▶ **TASK TO CARRY OUT**:
Select and reproduce each line of the listing below that bears the string "JSON".

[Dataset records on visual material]
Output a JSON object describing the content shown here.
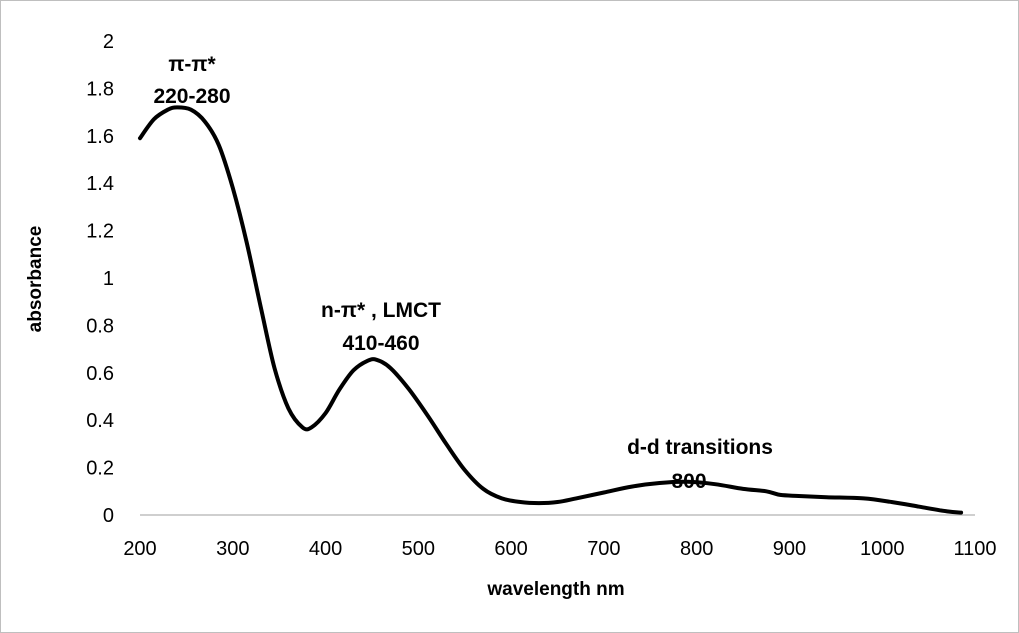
{
  "chart_data": {
    "type": "line",
    "title": "",
    "xlabel": "wavelength nm",
    "ylabel": "absorbance",
    "xlim": [
      200,
      1100
    ],
    "ylim": [
      0,
      2
    ],
    "x_ticks": [
      200,
      300,
      400,
      500,
      600,
      700,
      800,
      900,
      1000,
      1100
    ],
    "y_ticks": [
      0,
      0.2,
      0.4,
      0.6,
      0.8,
      1,
      1.2,
      1.4,
      1.6,
      1.8,
      2
    ],
    "grid": false,
    "legend": "none",
    "line_color": "#000000",
    "series": [
      {
        "x": [
          200,
          215,
          230,
          240,
          255,
          270,
          285,
          300,
          315,
          330,
          345,
          360,
          375,
          385,
          400,
          415,
          430,
          445,
          455,
          470,
          490,
          510,
          530,
          550,
          570,
          590,
          610,
          630,
          650,
          670,
          700,
          730,
          760,
          790,
          820,
          850,
          875,
          890,
          910,
          940,
          980,
          1010,
          1040,
          1070,
          1085
        ],
        "y": [
          1.59,
          1.67,
          1.71,
          1.72,
          1.71,
          1.66,
          1.56,
          1.38,
          1.15,
          0.88,
          0.62,
          0.45,
          0.37,
          0.37,
          0.43,
          0.53,
          0.61,
          0.65,
          0.655,
          0.62,
          0.53,
          0.42,
          0.3,
          0.19,
          0.11,
          0.07,
          0.055,
          0.05,
          0.055,
          0.07,
          0.095,
          0.12,
          0.135,
          0.14,
          0.13,
          0.11,
          0.1,
          0.085,
          0.08,
          0.075,
          0.07,
          0.055,
          0.035,
          0.015,
          0.01
        ]
      }
    ],
    "annotations": [
      {
        "line1": "π-π*",
        "line2": "220-280"
      },
      {
        "line1": "n-π* , LMCT",
        "line2": "410-460"
      },
      {
        "line1": "d-d transitions",
        "line2": "800"
      }
    ]
  }
}
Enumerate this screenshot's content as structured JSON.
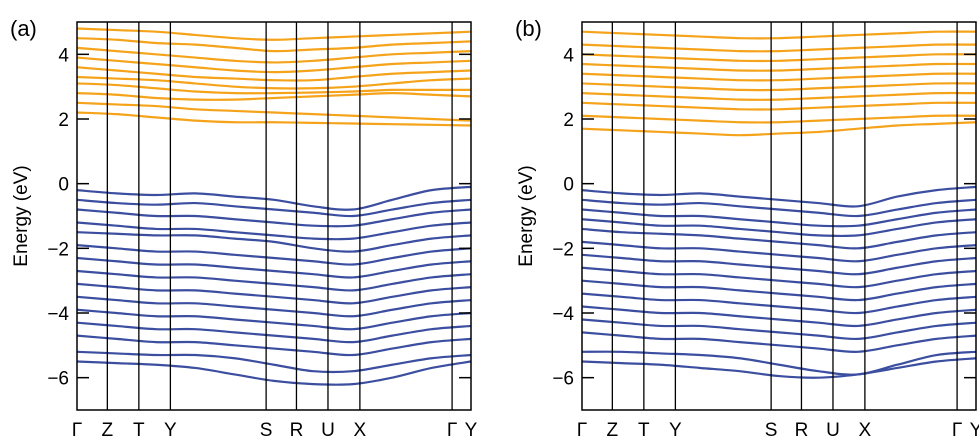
{
  "chart_data": [
    {
      "type": "line",
      "panel_label": "(a)",
      "ylabel": "Energy (eV)",
      "ylim": [
        -7,
        5
      ],
      "yticks": [
        -6,
        -4,
        -2,
        0,
        2,
        4
      ],
      "ytick_labels": [
        "−6",
        "−4",
        "−2",
        "0",
        "2",
        "4"
      ],
      "kpath": [
        {
          "label": "Γ",
          "pos": 0.0
        },
        {
          "label": "Z",
          "pos": 0.077
        },
        {
          "label": "T",
          "pos": 0.157
        },
        {
          "label": "Y",
          "pos": 0.237
        },
        {
          "label": "S",
          "pos": 0.48
        },
        {
          "label": "R",
          "pos": 0.557
        },
        {
          "label": "U",
          "pos": 0.637
        },
        {
          "label": "X",
          "pos": 0.718
        },
        {
          "label": "Γ",
          "pos": 0.952
        },
        {
          "label": "Y",
          "pos": 1.0
        }
      ],
      "conduction_color": "#f5a31a",
      "valence_color": "#3b4ea0",
      "conduction_min": 1.8,
      "valence_max": -0.1,
      "conduction_bands": [
        [
          2.2,
          2.15,
          2.05,
          1.95,
          1.9,
          1.9,
          1.88,
          1.86,
          1.84,
          1.82,
          1.8
        ],
        [
          2.5,
          2.45,
          2.4,
          2.3,
          2.25,
          2.2,
          2.15,
          2.1,
          2.05,
          2.0,
          1.95
        ],
        [
          2.8,
          2.75,
          2.65,
          2.6,
          2.6,
          2.65,
          2.7,
          2.75,
          2.8,
          2.75,
          2.7
        ],
        [
          3.1,
          3.05,
          2.95,
          2.85,
          2.8,
          2.8,
          2.82,
          2.85,
          2.9,
          2.9,
          2.9
        ],
        [
          3.3,
          3.25,
          3.2,
          3.1,
          3.0,
          2.95,
          2.95,
          3.0,
          3.1,
          3.2,
          3.25
        ],
        [
          3.6,
          3.5,
          3.4,
          3.3,
          3.25,
          3.2,
          3.2,
          3.3,
          3.4,
          3.45,
          3.5
        ],
        [
          3.9,
          3.8,
          3.7,
          3.6,
          3.5,
          3.45,
          3.5,
          3.6,
          3.7,
          3.75,
          3.8
        ],
        [
          4.2,
          4.1,
          4.0,
          3.9,
          3.8,
          3.75,
          3.8,
          3.9,
          4.0,
          4.05,
          4.1
        ],
        [
          4.5,
          4.45,
          4.35,
          4.3,
          4.2,
          4.1,
          4.15,
          4.2,
          4.3,
          4.35,
          4.4
        ],
        [
          4.8,
          4.75,
          4.7,
          4.6,
          4.5,
          4.45,
          4.5,
          4.55,
          4.6,
          4.65,
          4.7
        ]
      ],
      "valence_bands": [
        [
          -0.2,
          -0.3,
          -0.35,
          -0.3,
          -0.4,
          -0.5,
          -0.7,
          -0.8,
          -0.5,
          -0.2,
          -0.1
        ],
        [
          -0.5,
          -0.6,
          -0.65,
          -0.6,
          -0.7,
          -0.8,
          -0.9,
          -1.0,
          -0.8,
          -0.6,
          -0.5
        ],
        [
          -0.8,
          -0.9,
          -1.0,
          -1.0,
          -1.1,
          -1.2,
          -1.3,
          -1.3,
          -1.1,
          -0.9,
          -0.8
        ],
        [
          -1.2,
          -1.3,
          -1.4,
          -1.4,
          -1.5,
          -1.6,
          -1.7,
          -1.7,
          -1.5,
          -1.3,
          -1.2
        ],
        [
          -1.5,
          -1.55,
          -1.6,
          -1.6,
          -1.7,
          -1.8,
          -2.0,
          -2.1,
          -1.9,
          -1.7,
          -1.6
        ],
        [
          -1.9,
          -2.0,
          -2.1,
          -2.1,
          -2.2,
          -2.3,
          -2.4,
          -2.5,
          -2.3,
          -2.1,
          -2.0
        ],
        [
          -2.3,
          -2.4,
          -2.5,
          -2.5,
          -2.6,
          -2.7,
          -2.8,
          -2.9,
          -2.7,
          -2.5,
          -2.4
        ],
        [
          -2.7,
          -2.8,
          -2.9,
          -2.9,
          -3.0,
          -3.1,
          -3.2,
          -3.3,
          -3.1,
          -2.9,
          -2.8
        ],
        [
          -3.1,
          -3.2,
          -3.3,
          -3.3,
          -3.4,
          -3.5,
          -3.6,
          -3.7,
          -3.5,
          -3.3,
          -3.2
        ],
        [
          -3.5,
          -3.6,
          -3.7,
          -3.7,
          -3.8,
          -3.9,
          -4.0,
          -4.1,
          -3.9,
          -3.7,
          -3.6
        ],
        [
          -3.9,
          -4.0,
          -4.1,
          -4.1,
          -4.2,
          -4.3,
          -4.4,
          -4.5,
          -4.3,
          -4.1,
          -4.0
        ],
        [
          -4.3,
          -4.4,
          -4.5,
          -4.5,
          -4.6,
          -4.7,
          -4.8,
          -4.9,
          -4.7,
          -4.5,
          -4.4
        ],
        [
          -4.7,
          -4.8,
          -4.9,
          -4.9,
          -5.0,
          -5.1,
          -5.2,
          -5.3,
          -5.1,
          -4.9,
          -4.8
        ],
        [
          -5.2,
          -5.25,
          -5.3,
          -5.3,
          -5.4,
          -5.6,
          -5.8,
          -5.8,
          -5.6,
          -5.4,
          -5.3
        ],
        [
          -5.5,
          -5.55,
          -5.6,
          -5.7,
          -5.9,
          -6.1,
          -6.2,
          -6.2,
          -6.0,
          -5.7,
          -5.5
        ]
      ]
    },
    {
      "type": "line",
      "panel_label": "(b)",
      "ylabel": "Energy (eV)",
      "ylim": [
        -7,
        5
      ],
      "yticks": [
        -6,
        -4,
        -2,
        0,
        2,
        4
      ],
      "ytick_labels": [
        "−6",
        "−4",
        "−2",
        "0",
        "2",
        "4"
      ],
      "kpath": [
        {
          "label": "Γ",
          "pos": 0.0
        },
        {
          "label": "Z",
          "pos": 0.077
        },
        {
          "label": "T",
          "pos": 0.157
        },
        {
          "label": "Y",
          "pos": 0.237
        },
        {
          "label": "S",
          "pos": 0.48
        },
        {
          "label": "R",
          "pos": 0.557
        },
        {
          "label": "U",
          "pos": 0.637
        },
        {
          "label": "X",
          "pos": 0.718
        },
        {
          "label": "Γ",
          "pos": 0.952
        },
        {
          "label": "Y",
          "pos": 1.0
        }
      ],
      "conduction_color": "#f5a31a",
      "valence_color": "#3b4ea0",
      "conduction_min": 1.5,
      "valence_max": -0.1,
      "conduction_bands": [
        [
          1.7,
          1.65,
          1.6,
          1.55,
          1.5,
          1.55,
          1.6,
          1.7,
          1.8,
          1.85,
          1.9
        ],
        [
          2.1,
          2.05,
          2.0,
          1.95,
          1.9,
          1.9,
          1.95,
          2.0,
          2.05,
          2.1,
          2.1
        ],
        [
          2.5,
          2.45,
          2.4,
          2.35,
          2.3,
          2.3,
          2.35,
          2.4,
          2.45,
          2.5,
          2.5
        ],
        [
          2.8,
          2.75,
          2.7,
          2.65,
          2.6,
          2.6,
          2.65,
          2.7,
          2.75,
          2.8,
          2.8
        ],
        [
          3.1,
          3.05,
          3.0,
          2.95,
          2.9,
          2.9,
          2.95,
          3.0,
          3.05,
          3.1,
          3.1
        ],
        [
          3.4,
          3.35,
          3.3,
          3.25,
          3.2,
          3.2,
          3.25,
          3.3,
          3.35,
          3.4,
          3.4
        ],
        [
          3.7,
          3.65,
          3.6,
          3.55,
          3.5,
          3.5,
          3.55,
          3.6,
          3.65,
          3.7,
          3.7
        ],
        [
          4.0,
          3.95,
          3.9,
          3.85,
          3.8,
          3.8,
          3.85,
          3.9,
          3.95,
          4.0,
          4.0
        ],
        [
          4.3,
          4.25,
          4.2,
          4.15,
          4.1,
          4.1,
          4.15,
          4.2,
          4.25,
          4.3,
          4.3
        ],
        [
          4.7,
          4.65,
          4.6,
          4.55,
          4.5,
          4.5,
          4.55,
          4.6,
          4.65,
          4.7,
          4.7
        ]
      ],
      "valence_bands": [
        [
          -0.2,
          -0.3,
          -0.35,
          -0.3,
          -0.4,
          -0.5,
          -0.6,
          -0.7,
          -0.4,
          -0.2,
          -0.1
        ],
        [
          -0.5,
          -0.6,
          -0.65,
          -0.6,
          -0.7,
          -0.8,
          -0.9,
          -1.0,
          -0.8,
          -0.6,
          -0.5
        ],
        [
          -0.8,
          -0.9,
          -1.0,
          -1.0,
          -1.1,
          -1.2,
          -1.3,
          -1.3,
          -1.1,
          -0.9,
          -0.8
        ],
        [
          -1.1,
          -1.2,
          -1.3,
          -1.3,
          -1.4,
          -1.5,
          -1.6,
          -1.6,
          -1.4,
          -1.2,
          -1.1
        ],
        [
          -1.4,
          -1.5,
          -1.55,
          -1.6,
          -1.7,
          -1.8,
          -1.9,
          -2.0,
          -1.8,
          -1.6,
          -1.5
        ],
        [
          -1.8,
          -1.9,
          -2.0,
          -2.0,
          -2.1,
          -2.2,
          -2.3,
          -2.4,
          -2.2,
          -2.0,
          -1.9
        ],
        [
          -2.2,
          -2.3,
          -2.4,
          -2.4,
          -2.5,
          -2.6,
          -2.7,
          -2.8,
          -2.6,
          -2.4,
          -2.3
        ],
        [
          -2.6,
          -2.7,
          -2.8,
          -2.8,
          -2.9,
          -3.0,
          -3.1,
          -3.2,
          -3.0,
          -2.8,
          -2.7
        ],
        [
          -3.0,
          -3.1,
          -3.2,
          -3.2,
          -3.3,
          -3.4,
          -3.5,
          -3.6,
          -3.4,
          -3.2,
          -3.1
        ],
        [
          -3.4,
          -3.5,
          -3.6,
          -3.6,
          -3.7,
          -3.8,
          -3.9,
          -4.0,
          -3.8,
          -3.6,
          -3.5
        ],
        [
          -3.8,
          -3.9,
          -4.0,
          -4.0,
          -4.1,
          -4.2,
          -4.3,
          -4.4,
          -4.2,
          -4.0,
          -3.9
        ],
        [
          -4.2,
          -4.3,
          -4.4,
          -4.4,
          -4.5,
          -4.6,
          -4.7,
          -4.8,
          -4.6,
          -4.4,
          -4.3
        ],
        [
          -4.6,
          -4.7,
          -4.8,
          -4.8,
          -4.9,
          -5.0,
          -5.1,
          -5.2,
          -5.0,
          -4.8,
          -4.7
        ],
        [
          -5.2,
          -5.2,
          -5.25,
          -5.3,
          -5.4,
          -5.6,
          -5.8,
          -5.9,
          -5.6,
          -5.3,
          -5.2
        ],
        [
          -5.5,
          -5.55,
          -5.6,
          -5.7,
          -5.8,
          -5.95,
          -6.0,
          -5.9,
          -5.7,
          -5.5,
          -5.4
        ]
      ]
    }
  ]
}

▶ **THE OUTPUT**:
Output a JSON object describing the content shown here.
Enumerate this screenshot's content as structured JSON.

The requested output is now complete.